La criminalité au Ladakh : un revers du progrès ?

Le Ladakh, sous ses apparences ultra pacifiques, s’interroge, comme on le fait ailleurs, sur la montée de la « criminalité ». Récemment, un jeune homme a été tué alors qu’il retirait de l’argent au distributeur… Un vaste débat de société s’en est suivi et avec lui, les chiffres officiels sont ressortis au grand jour : durant les dix dernières années, 274.168 «  crimes » ont été recensés dans tout l’état du Jammu & Kashmir, incluant 3459 cas au Ladakh (« seulement »).
Sous le mot «  crime », on regroupe les meurtres, les viols, vols, enlèvements, accidents de la route… Jusque dans les années 90, seuls de «  petits crimes », tels que des cambriolages étaient enregistrés. La méfiance n’était pas de mise, toutes les maisons étaient ouvertes… Mais la tendance va à l’augmentation de la criminalité… A qui, à quoi la faute ?

Par le passé, la plupart des condamnés n’étaient pas ladakhis. Il s’agissait souvent de travailleurs venus des régions les plus pauvres des plaines de l’Inde. Aujourd’hui, on retrouve toujours parmi les condamnés une majorité « d’étrangers » (travailleurs, militaires…) mais les Ladakhis commencent à apparaître eux-aussi dans les statistiques. Les urbains se disculpent en notant qu’il s’agit essentiellement de « migrants » venus des zones rurales. Le schéma semble classique : on ne vole pas chez soi, on vient à la ville pour ses richesses, pour gagner sa vie mais, dans l’anonymat, on se laisse tenter par le gain facile… Pourtant la réalité devient plus complexe que le «c’est pas moi, c’est l’autre »…

En analysant les chiffres, la police du J&K a observé que de plus en plus de jeunes de « bonnes familles » se laissent pendre au jeu du cambriolage… Sommes-nous face à une jeunesse en mal de sensations fortes ? Faut-il y voir le syndrome de l’enfant riche qui s’ennuie, d’une mutation de la société en quête de repères ? Sans doute quelques sociologues trouveraient intéressant de se pencher sur la question… Car on a toujours cette impression au Ladakh d’observer le « big bang » : la renaissance de nos sociétés occidentales dans ses erreurs originelles, ses quêtes de remèdes et parfois ses solutions bien plus rapides et efficaces que celles que nous avons choisies…

Pour comprendre les cas les plus lourds, il faut savoir qu’entre 2013 et 2017, quatre meurtres ont été recensés au Ladakh, 15 viols et 64 vols et cambriolages. Par contre, dans le district de Kargil (moins touristique et donc moins riche), les problèmes sont essentiellement dus à des accidents de la route ou des disputes de propriétés.

Dans cette petite société isolée du reste du monde, qui se croyait à l’abri de ses perversions, le sentiment d’insécurité est vite monté et la population cherche des explications.

★ ★ ★ ★

**EXERCICE COURT A**
D'après le texte sur la criminalité au Ladakh, combien de meurtres ont été recensés au Ladakh entre 2013 et 2017 ?
**EXERCICE COURT B**
Réécrivez uniquement les lignes des enregistrements situées entre celle qui contient "225, 983, 240]" et celle qui contient "response-200[interactable]: 200 Successful", ces deux lignes comprises, en y remplaçant "Expand all" par "Tout déplier" et sans rien modifier d'autre.

(Données sur les éléments et les régions)

★ ★ ★ ★

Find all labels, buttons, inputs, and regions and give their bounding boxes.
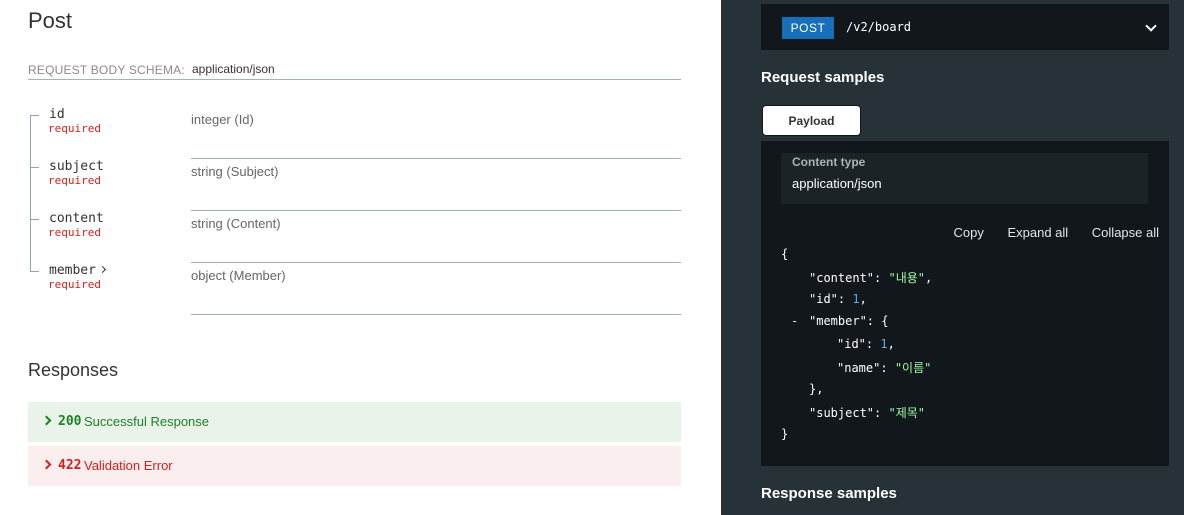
copy-button[interactable]: Copy	[953, 225, 983, 240]
field-type: string (Subject)	[191, 164, 279, 179]
field-type: string (Content)	[191, 216, 281, 231]
json-line: }	[781, 427, 789, 441]
field-divider	[191, 314, 681, 315]
required-label: required	[48, 226, 101, 239]
response-samples-title: Response samples	[761, 485, 897, 502]
expand-all-button[interactable]: Expand all	[1007, 225, 1068, 240]
field-name-toggle[interactable]: member	[49, 263, 107, 278]
schema-content-type: application/json	[192, 62, 275, 76]
response-200[interactable]: 200 Successful Response	[28, 402, 681, 442]
field-id: id required integer (Id)	[28, 107, 681, 167]
tree-line	[30, 203, 31, 263]
response-code: 200	[58, 414, 82, 429]
field-name: content	[49, 211, 104, 226]
collapse-toggle[interactable]: -	[791, 314, 798, 328]
request-samples-title: Request samples	[761, 69, 885, 86]
request-body-schema-row: REQUEST BODY SCHEMA: application/json	[28, 61, 681, 80]
tree-branch	[30, 219, 39, 220]
chevron-right-icon	[41, 459, 52, 470]
tree-branch	[30, 167, 39, 168]
tree-branch	[30, 271, 39, 272]
chevron-right-icon	[98, 265, 107, 274]
response-message: Validation Error	[84, 458, 173, 473]
http-method-badge: POST	[782, 17, 834, 39]
json-line: "name": "이름"	[837, 361, 932, 375]
field-name: subject	[49, 159, 104, 174]
request-sample-box: Content type application/json Copy Expan…	[761, 141, 1169, 466]
json-line: "content": "내용",	[809, 271, 933, 285]
tab-payload[interactable]: Payload	[762, 105, 861, 136]
response-code: 422	[58, 458, 82, 473]
json-line: "id": 1,	[809, 292, 867, 306]
required-label: required	[48, 174, 101, 187]
endpoint-path: /v2/board	[846, 20, 912, 34]
chevron-right-icon	[41, 415, 52, 426]
schema-label: REQUEST BODY SCHEMA:	[28, 63, 185, 77]
json-line: "id": 1,	[837, 337, 895, 351]
required-label: required	[48, 122, 101, 135]
response-message: Successful Response	[84, 414, 210, 429]
json-line: "member": {	[809, 314, 889, 328]
json-line: "subject": "제목"	[809, 406, 926, 420]
tree-line	[30, 151, 31, 211]
field-member[interactable]: member required object (Member)	[28, 255, 681, 315]
endpoint-bar[interactable]: POST /v2/board	[761, 4, 1169, 50]
tree-line	[30, 255, 31, 271]
responses-title: Responses	[28, 360, 119, 380]
response-422[interactable]: 422 Validation Error	[28, 446, 681, 486]
content-type-value: application/json	[792, 176, 882, 191]
field-subject: subject required string (Subject)	[28, 151, 681, 211]
json-line: },	[809, 382, 824, 396]
samples-panel: POST /v2/board Request samples Payload C…	[721, 0, 1184, 515]
field-content: content required string (Content)	[28, 203, 681, 263]
content-type-label: Content type	[792, 155, 866, 169]
json-line: {	[781, 247, 789, 261]
field-type: integer (Id)	[191, 112, 254, 127]
tree-branch	[30, 115, 39, 116]
collapse-all-button[interactable]: Collapse all	[1092, 225, 1159, 240]
page-title: Post	[28, 8, 73, 33]
schema-panel: Post REQUEST BODY SCHEMA: application/js…	[0, 0, 721, 515]
content-type-selector[interactable]: Content type application/json	[781, 153, 1148, 204]
field-name: id	[49, 107, 65, 122]
required-label: required	[48, 278, 101, 291]
sample-actions: Copy Expand all Collapse all	[933, 225, 1159, 240]
field-name: member	[49, 263, 96, 278]
field-type: object (Member)	[191, 268, 286, 283]
chevron-down-icon[interactable]	[1145, 20, 1157, 32]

★ ★ ★ ★

**RÉPONSE ATTENDUE A**
Quatre meurtres.

**RÉPONSE ATTENDUE B**
copy-button[interactable]: Copy	[953, 225, 983, 240]
field-type: string (Subject)	[191, 164, 279, 179]
field-type: string (Content)	[191, 216, 281, 231]
json-line: }	[781, 427, 789, 441]
field-divider	[191, 314, 681, 315]
required-label: required	[48, 226, 101, 239]
response-samples-title: Response samples	[761, 485, 897, 502]
expand-all-button[interactable]: Tout déplier	[1007, 225, 1068, 240]
field-name-toggle[interactable]: member	[49, 263, 107, 278]
schema-content-type: application/json	[192, 62, 275, 76]
response-200[interactable]: 200 Successful Response	[28, 402, 681, 442]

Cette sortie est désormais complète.